[Stored data]

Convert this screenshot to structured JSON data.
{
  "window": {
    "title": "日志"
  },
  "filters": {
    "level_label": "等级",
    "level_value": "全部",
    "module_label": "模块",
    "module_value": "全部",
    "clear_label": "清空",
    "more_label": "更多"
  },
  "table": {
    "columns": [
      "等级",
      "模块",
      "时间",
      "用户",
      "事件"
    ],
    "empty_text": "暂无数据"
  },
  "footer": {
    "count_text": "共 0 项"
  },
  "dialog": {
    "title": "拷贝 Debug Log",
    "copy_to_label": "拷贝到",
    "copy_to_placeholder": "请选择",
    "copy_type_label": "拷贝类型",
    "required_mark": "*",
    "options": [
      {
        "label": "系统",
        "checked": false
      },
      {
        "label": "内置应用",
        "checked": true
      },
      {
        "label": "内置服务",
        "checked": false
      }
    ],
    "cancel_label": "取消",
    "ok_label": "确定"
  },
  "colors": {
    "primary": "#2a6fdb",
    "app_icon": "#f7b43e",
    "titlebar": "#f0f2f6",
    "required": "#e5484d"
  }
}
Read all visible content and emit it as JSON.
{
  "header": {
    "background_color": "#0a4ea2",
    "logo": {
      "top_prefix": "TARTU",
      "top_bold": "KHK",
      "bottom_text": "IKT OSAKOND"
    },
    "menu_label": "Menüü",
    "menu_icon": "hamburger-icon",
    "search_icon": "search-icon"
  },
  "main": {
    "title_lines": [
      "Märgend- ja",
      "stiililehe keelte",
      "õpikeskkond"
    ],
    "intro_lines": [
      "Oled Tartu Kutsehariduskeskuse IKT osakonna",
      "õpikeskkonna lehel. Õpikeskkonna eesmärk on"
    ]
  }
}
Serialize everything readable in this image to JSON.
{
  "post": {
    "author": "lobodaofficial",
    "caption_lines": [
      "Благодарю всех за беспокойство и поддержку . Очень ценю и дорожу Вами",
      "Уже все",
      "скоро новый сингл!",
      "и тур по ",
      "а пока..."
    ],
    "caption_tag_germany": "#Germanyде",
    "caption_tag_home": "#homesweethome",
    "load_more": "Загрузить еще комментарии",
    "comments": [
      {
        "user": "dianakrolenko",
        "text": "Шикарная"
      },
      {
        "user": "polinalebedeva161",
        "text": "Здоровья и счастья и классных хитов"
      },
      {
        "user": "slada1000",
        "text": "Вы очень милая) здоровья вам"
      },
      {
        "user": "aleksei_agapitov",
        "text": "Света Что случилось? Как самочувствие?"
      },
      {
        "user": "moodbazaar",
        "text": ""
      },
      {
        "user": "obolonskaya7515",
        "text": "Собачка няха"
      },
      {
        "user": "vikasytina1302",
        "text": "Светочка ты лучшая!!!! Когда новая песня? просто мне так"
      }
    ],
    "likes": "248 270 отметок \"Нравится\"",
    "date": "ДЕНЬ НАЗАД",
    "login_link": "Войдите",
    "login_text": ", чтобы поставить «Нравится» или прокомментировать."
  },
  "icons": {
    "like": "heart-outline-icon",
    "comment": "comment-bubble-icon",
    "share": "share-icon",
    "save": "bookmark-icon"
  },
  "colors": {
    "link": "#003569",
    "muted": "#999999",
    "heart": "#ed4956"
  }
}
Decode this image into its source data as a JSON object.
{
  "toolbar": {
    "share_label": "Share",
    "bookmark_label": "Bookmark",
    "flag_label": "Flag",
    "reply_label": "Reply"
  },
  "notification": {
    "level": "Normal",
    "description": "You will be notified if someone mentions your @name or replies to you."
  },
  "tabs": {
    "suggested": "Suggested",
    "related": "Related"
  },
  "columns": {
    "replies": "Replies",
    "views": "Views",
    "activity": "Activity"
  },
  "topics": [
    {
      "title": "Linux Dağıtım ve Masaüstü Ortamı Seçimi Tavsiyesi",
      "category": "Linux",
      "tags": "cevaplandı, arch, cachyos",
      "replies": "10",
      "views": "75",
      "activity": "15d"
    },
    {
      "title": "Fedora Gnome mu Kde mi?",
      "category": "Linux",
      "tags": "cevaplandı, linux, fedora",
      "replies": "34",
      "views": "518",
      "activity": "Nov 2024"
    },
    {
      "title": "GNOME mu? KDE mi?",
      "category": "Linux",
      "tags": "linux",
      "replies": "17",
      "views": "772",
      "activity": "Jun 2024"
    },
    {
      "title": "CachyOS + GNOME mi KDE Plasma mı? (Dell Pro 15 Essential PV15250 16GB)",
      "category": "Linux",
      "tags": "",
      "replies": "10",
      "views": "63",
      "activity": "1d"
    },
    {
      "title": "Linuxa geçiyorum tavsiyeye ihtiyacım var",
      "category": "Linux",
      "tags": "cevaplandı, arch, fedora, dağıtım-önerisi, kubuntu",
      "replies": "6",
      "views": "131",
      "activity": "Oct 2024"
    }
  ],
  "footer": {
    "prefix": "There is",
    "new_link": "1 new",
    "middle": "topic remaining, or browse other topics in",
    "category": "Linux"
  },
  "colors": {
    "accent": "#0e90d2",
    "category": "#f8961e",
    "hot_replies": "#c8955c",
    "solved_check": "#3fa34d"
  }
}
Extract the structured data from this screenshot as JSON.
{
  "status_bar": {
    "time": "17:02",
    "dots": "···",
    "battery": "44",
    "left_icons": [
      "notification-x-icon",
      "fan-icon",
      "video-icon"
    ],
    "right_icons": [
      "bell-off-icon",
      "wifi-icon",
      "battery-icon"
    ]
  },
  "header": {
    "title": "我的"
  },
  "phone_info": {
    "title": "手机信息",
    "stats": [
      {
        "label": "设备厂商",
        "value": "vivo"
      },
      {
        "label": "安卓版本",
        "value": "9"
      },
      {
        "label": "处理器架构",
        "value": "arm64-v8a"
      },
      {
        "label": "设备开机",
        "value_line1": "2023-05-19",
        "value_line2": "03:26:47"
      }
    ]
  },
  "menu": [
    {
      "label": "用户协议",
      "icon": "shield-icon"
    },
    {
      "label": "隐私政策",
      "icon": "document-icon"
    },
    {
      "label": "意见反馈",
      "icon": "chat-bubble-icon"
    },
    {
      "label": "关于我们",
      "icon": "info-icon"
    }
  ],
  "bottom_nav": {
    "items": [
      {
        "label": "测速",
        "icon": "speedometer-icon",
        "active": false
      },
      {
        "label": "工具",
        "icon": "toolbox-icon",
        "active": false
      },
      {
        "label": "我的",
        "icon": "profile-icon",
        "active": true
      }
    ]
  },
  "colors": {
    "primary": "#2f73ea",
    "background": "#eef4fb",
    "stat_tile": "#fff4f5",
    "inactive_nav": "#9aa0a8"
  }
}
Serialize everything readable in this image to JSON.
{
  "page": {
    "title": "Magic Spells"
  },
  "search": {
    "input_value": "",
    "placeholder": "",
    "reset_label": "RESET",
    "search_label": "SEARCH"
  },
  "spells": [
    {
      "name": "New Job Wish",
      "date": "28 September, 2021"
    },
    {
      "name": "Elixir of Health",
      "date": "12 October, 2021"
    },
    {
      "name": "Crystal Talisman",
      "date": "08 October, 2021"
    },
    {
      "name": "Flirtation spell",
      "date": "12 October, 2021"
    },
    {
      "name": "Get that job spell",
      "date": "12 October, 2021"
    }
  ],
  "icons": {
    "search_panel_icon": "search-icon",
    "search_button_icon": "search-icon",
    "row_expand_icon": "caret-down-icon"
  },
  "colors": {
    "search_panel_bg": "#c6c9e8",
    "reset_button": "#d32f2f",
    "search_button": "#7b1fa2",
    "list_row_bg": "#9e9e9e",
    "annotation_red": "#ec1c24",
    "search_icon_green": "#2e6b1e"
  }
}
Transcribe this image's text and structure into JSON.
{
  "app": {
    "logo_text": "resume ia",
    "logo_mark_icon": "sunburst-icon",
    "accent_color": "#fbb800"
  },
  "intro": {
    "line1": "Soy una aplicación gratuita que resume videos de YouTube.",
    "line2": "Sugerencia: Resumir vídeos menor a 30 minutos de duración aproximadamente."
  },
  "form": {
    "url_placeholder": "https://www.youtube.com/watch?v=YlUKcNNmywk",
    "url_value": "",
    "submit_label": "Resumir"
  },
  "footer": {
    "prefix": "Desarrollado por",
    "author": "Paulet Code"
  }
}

[Problem description] Give back exactly the lines running from the line containing "Transcribe this image's" through the end of the material above, both included, and nothing beyond them.

[The response]
Transcribe this image's text and structure into JSON.
{
  "app": {
    "logo_text": "resume ia",
    "logo_mark_icon": "sunburst-icon",
    "accent_color": "#fbb800"
  },
  "intro": {
    "line1": "Soy una aplicación gratuita que resume videos de YouTube.",
    "line2": "Sugerencia: Resumir vídeos menor a 30 minutos de duración aproximadamente."
  },
  "form": {
    "url_placeholder": "https://www.youtube.com/watch?v=YlUKcNNmywk",
    "url_value": "",
    "submit_label": "Resumir"
  },
  "footer": {
    "prefix": "Desarrollado por",
    "author": "Paulet Code"
  }
}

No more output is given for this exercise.